Stored entries
========

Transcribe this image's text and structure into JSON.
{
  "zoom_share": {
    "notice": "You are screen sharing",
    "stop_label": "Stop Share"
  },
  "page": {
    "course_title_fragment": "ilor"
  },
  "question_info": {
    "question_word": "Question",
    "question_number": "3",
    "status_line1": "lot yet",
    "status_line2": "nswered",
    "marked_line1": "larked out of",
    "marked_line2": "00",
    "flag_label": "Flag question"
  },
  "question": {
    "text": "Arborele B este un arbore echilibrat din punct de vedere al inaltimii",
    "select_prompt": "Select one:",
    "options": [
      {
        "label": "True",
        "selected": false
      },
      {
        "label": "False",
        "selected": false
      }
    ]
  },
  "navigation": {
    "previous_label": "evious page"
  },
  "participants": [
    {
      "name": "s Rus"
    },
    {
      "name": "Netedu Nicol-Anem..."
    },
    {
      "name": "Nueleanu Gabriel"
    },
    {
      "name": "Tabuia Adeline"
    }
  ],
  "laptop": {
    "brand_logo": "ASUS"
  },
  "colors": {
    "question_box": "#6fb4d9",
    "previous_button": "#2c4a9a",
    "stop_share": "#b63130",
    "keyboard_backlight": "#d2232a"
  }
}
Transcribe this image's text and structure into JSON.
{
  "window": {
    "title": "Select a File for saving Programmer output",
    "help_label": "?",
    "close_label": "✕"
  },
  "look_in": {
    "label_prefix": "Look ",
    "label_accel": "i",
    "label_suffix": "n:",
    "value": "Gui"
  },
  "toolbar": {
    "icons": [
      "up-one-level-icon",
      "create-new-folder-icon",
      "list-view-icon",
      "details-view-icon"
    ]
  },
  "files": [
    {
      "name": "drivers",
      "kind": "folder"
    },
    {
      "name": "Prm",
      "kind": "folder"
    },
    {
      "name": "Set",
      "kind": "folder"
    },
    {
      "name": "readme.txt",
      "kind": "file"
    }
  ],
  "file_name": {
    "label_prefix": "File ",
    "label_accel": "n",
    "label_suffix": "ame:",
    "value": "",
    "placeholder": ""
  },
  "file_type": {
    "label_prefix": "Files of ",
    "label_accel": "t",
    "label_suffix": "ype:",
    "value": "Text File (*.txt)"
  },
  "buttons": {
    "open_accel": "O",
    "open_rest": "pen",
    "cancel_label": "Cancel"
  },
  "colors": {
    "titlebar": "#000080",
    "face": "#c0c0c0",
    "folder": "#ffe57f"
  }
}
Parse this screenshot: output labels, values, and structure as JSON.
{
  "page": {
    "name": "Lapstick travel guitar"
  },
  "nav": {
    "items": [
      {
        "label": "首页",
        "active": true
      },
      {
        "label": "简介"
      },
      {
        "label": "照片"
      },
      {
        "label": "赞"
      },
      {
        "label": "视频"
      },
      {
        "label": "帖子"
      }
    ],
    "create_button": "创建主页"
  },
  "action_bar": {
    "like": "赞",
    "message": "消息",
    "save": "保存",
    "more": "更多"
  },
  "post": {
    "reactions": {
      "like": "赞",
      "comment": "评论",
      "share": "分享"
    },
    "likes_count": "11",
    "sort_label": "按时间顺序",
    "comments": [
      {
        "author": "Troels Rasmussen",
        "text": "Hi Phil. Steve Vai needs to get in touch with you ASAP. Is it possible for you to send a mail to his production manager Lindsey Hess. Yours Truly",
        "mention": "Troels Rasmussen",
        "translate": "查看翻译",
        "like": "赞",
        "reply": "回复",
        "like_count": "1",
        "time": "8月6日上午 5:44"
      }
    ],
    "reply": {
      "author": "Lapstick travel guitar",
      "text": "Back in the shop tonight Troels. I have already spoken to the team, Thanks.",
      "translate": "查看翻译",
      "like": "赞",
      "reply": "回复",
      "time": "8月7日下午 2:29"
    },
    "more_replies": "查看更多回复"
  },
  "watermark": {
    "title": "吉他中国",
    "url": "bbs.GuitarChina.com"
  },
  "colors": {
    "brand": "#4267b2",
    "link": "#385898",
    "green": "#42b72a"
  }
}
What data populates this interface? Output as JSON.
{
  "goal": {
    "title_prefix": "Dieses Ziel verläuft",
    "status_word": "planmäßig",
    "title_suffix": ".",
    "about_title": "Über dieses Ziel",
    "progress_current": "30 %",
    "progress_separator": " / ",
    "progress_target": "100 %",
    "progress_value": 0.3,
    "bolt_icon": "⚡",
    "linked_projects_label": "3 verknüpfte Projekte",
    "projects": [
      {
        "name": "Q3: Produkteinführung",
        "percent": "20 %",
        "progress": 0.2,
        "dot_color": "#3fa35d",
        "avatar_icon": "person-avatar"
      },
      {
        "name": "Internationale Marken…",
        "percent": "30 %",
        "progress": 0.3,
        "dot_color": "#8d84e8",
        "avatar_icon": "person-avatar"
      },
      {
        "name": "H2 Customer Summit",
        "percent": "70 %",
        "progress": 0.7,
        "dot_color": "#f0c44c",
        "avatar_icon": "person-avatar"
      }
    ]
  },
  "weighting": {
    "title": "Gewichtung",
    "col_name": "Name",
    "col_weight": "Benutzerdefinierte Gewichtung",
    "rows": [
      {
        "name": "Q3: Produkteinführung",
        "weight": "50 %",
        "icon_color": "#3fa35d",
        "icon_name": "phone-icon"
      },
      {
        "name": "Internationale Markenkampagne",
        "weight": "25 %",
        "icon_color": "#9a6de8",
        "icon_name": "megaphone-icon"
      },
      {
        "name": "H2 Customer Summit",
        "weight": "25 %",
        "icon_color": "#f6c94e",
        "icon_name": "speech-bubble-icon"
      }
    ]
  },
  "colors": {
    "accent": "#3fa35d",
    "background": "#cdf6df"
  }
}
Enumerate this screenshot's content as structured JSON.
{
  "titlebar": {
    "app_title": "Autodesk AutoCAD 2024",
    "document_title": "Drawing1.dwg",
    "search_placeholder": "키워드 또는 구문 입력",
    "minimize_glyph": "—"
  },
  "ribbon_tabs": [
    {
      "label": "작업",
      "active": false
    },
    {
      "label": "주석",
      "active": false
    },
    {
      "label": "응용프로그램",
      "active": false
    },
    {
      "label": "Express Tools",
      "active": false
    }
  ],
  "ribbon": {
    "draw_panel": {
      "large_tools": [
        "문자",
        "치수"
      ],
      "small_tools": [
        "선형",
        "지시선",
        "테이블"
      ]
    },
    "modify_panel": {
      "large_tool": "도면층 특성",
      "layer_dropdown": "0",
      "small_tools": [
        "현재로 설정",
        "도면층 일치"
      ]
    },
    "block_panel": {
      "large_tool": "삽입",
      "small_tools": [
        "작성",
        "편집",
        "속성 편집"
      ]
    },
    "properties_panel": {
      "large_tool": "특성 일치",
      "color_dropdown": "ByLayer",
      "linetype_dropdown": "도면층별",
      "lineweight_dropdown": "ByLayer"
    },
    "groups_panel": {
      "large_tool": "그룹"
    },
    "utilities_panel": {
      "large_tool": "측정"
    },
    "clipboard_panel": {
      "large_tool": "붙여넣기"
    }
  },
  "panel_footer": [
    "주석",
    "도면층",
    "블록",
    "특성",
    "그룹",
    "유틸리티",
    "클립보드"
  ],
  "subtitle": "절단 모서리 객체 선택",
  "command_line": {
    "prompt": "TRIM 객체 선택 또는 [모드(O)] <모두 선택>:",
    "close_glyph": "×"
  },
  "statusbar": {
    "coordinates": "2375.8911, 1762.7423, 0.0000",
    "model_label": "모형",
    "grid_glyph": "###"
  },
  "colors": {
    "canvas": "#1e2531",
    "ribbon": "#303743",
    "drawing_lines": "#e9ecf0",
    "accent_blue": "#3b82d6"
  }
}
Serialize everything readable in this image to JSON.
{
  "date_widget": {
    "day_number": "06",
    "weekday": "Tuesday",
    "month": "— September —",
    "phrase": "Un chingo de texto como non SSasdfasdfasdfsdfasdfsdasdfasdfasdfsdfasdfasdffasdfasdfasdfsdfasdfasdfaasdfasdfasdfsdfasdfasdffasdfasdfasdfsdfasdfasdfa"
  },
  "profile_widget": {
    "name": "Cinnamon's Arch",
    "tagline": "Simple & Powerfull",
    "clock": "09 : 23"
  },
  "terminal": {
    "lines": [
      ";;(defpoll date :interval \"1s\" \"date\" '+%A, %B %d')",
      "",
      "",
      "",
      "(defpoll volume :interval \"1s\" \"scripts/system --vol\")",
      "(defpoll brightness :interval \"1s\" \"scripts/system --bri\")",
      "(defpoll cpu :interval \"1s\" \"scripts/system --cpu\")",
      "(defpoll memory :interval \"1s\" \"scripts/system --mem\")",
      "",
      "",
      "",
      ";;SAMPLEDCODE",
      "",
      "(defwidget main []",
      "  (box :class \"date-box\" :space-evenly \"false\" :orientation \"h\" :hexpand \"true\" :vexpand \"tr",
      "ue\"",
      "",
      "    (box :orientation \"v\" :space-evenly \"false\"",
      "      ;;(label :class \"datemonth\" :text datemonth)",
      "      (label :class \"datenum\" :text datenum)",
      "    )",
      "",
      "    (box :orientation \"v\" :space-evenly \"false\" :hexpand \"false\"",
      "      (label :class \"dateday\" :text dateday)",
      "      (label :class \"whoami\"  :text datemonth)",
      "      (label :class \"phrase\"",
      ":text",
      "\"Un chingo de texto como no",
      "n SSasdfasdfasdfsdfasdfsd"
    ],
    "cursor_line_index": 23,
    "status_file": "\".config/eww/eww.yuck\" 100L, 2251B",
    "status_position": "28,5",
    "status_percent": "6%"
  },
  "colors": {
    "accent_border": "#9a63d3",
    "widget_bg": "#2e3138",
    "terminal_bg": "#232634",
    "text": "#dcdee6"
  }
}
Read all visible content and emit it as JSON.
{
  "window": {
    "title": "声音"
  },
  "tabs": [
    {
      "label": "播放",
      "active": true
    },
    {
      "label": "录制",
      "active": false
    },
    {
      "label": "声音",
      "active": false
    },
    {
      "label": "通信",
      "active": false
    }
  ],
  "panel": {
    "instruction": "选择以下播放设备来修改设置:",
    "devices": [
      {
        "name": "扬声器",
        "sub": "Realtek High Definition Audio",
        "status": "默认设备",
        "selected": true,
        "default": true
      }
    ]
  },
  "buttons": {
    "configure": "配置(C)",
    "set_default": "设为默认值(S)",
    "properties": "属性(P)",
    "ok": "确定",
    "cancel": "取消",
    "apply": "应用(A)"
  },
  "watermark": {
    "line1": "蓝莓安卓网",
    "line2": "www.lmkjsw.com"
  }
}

========

Required task: Find the word "orientation" and list each line it appears in.

Complete response:
      "  (box :class \"date-box\" :space-evenly \"false\" :orientation \"h\" :hexpand \"true\" :vexpand \"tr",
      "    (box :orientation \"v\" :space-evenly \"false\"",
      "    (box :orientation \"v\" :space-evenly \"false\" :hexpand \"false\"",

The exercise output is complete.